▶ Supplied records:
>> begin

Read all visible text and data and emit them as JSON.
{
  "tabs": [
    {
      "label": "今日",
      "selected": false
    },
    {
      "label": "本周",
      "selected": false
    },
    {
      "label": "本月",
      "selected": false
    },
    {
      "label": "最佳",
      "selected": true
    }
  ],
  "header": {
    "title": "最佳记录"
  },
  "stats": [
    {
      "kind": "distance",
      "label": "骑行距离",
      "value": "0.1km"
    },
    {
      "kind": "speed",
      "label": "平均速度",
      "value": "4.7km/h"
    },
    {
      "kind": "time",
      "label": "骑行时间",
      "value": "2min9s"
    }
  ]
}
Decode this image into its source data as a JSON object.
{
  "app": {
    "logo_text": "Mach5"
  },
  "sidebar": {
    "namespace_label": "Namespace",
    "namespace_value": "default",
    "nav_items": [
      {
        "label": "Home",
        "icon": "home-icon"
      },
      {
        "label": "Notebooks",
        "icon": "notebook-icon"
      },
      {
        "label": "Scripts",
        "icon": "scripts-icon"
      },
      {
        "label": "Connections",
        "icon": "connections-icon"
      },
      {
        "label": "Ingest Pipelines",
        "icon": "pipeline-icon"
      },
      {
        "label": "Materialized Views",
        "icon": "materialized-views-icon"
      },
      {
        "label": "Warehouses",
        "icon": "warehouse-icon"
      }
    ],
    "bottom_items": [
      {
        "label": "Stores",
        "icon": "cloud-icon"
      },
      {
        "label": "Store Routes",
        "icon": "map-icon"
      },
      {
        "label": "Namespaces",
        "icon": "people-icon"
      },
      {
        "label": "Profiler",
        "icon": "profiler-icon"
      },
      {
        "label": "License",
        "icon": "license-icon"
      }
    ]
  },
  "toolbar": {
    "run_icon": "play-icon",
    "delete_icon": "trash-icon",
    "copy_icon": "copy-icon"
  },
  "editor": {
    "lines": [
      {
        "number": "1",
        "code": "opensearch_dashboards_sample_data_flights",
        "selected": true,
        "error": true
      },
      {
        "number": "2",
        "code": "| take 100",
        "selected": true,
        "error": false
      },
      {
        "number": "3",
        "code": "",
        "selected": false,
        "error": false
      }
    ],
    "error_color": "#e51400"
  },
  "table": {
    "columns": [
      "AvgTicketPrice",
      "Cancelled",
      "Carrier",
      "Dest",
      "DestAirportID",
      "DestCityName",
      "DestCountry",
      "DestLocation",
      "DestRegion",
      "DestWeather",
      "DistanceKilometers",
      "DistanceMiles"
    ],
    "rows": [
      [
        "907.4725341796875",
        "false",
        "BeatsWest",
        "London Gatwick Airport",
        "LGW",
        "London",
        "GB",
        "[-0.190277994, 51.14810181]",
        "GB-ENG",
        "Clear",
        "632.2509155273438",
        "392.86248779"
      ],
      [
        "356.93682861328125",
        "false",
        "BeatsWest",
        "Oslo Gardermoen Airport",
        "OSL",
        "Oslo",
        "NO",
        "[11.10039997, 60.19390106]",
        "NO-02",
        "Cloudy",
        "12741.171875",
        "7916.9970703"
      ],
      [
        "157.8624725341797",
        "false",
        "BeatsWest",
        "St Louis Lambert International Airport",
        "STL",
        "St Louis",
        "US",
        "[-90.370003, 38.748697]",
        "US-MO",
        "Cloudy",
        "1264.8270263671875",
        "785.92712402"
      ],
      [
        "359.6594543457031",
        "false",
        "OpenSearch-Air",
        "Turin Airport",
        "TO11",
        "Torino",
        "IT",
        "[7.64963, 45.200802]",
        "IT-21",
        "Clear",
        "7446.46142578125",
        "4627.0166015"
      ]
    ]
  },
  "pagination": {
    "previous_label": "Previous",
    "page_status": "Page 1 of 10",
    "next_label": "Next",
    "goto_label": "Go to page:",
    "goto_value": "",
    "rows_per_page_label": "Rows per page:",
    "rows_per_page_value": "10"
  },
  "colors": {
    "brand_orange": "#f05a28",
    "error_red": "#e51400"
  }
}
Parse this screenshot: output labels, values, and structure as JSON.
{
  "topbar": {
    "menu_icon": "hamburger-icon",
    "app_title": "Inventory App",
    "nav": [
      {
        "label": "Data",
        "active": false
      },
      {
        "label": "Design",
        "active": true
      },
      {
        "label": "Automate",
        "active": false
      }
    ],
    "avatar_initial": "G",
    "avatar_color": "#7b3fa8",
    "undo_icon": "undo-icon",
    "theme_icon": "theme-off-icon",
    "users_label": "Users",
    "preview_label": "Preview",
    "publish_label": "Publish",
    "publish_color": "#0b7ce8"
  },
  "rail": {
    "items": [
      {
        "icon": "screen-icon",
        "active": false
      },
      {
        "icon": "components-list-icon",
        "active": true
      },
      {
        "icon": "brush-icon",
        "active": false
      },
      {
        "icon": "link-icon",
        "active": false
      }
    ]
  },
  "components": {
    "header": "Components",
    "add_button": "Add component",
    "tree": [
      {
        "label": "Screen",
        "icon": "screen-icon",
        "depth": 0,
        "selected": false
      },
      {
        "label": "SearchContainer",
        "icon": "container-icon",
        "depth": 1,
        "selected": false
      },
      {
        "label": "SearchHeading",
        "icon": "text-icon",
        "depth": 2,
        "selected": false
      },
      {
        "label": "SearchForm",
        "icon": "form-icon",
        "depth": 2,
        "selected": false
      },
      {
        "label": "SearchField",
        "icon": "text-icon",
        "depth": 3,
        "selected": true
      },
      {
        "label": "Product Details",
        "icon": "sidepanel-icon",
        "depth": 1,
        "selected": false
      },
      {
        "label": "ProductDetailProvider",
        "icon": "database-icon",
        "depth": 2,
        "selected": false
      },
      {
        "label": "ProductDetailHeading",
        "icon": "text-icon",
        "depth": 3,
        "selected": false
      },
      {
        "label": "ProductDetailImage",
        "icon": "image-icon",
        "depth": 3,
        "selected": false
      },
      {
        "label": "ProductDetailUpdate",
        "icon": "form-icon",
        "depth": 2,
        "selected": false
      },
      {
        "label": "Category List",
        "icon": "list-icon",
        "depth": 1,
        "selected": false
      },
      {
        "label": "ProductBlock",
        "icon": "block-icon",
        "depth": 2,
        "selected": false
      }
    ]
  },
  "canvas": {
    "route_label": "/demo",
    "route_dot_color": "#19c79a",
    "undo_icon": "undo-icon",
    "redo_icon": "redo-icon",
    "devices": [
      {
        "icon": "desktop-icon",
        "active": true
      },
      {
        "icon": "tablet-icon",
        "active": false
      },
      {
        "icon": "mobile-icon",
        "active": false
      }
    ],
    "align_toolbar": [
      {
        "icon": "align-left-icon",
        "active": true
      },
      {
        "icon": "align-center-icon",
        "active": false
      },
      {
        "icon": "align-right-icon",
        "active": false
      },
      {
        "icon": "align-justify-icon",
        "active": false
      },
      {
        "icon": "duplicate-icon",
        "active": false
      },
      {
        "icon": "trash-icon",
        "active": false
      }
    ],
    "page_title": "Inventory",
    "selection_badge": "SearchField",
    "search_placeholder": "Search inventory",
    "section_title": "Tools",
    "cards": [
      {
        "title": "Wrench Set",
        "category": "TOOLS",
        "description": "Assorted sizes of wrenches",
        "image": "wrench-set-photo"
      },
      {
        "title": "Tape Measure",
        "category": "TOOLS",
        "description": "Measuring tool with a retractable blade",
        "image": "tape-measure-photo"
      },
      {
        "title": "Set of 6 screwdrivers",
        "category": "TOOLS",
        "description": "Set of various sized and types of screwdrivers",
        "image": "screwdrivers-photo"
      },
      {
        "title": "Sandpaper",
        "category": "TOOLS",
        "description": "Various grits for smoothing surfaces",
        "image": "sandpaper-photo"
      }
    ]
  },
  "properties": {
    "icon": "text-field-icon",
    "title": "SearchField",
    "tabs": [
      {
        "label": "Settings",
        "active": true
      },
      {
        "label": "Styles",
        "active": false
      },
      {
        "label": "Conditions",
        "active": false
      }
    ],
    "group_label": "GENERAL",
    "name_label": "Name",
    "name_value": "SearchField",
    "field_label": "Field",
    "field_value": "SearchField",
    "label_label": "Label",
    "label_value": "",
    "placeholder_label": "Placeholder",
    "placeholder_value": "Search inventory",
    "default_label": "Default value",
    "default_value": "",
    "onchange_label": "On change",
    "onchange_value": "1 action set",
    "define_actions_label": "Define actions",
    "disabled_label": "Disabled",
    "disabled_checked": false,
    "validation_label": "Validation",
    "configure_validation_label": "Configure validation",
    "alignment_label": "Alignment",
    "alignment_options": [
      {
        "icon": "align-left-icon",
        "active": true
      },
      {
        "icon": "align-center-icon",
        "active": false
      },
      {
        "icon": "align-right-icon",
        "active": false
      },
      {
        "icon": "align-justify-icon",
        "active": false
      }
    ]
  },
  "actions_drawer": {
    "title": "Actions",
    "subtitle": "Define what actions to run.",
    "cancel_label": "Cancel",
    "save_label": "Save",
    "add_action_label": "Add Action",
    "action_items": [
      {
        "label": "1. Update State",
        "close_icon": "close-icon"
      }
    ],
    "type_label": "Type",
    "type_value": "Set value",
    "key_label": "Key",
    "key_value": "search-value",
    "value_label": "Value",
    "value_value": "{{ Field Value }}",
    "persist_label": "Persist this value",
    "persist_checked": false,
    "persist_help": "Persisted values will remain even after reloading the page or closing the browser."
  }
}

>> end

▶ Problem:
Track down every line of the material containing the string "JSON", and copy it.

▶ Answer to the task:
Read all visible text and data and emit them as JSON.
Decode this image into its source data as a JSON object.
Parse this screenshot: output labels, values, and structure as JSON.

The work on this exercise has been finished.